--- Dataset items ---
************
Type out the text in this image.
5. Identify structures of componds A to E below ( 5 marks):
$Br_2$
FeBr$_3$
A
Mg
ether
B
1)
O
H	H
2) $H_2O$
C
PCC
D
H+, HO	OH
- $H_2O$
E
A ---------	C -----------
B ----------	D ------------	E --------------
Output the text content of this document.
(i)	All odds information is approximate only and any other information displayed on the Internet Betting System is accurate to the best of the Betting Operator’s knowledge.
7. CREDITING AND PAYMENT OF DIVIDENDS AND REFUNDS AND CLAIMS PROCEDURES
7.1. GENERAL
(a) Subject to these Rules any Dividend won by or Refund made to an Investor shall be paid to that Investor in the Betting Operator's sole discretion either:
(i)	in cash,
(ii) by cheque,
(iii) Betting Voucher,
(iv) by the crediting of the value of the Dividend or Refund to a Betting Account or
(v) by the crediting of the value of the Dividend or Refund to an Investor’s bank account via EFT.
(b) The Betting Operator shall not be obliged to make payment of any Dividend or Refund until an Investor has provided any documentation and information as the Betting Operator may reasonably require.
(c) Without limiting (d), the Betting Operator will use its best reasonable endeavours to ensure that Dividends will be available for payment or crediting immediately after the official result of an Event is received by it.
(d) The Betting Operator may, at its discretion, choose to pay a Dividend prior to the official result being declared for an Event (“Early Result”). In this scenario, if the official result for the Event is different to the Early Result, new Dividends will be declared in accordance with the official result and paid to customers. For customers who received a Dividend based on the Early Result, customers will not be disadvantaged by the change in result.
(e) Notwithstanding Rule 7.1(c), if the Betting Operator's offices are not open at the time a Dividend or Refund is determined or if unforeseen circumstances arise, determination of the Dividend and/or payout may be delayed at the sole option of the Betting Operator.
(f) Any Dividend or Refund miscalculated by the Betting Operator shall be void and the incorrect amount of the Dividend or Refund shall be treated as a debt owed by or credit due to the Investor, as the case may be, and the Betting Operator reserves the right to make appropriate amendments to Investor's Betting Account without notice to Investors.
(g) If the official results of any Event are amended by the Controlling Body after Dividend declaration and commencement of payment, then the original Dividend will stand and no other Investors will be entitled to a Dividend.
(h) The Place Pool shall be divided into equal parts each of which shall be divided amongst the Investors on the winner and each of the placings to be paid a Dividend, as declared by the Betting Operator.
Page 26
************
Show every line from the listing above in which the string "after" appears.

--- Task response ---
(c) Without limiting (d), the Betting Operator will use its best reasonable endeavours to ensure that Dividends will be available for payment or crediting immediately after the official result of an Event is received by it.
(g) If the official results of any Event are amended by the Controlling Body after Dividend declaration and commencement of payment, then the original Dividend will stand and no other Investors will be entitled to a Dividend.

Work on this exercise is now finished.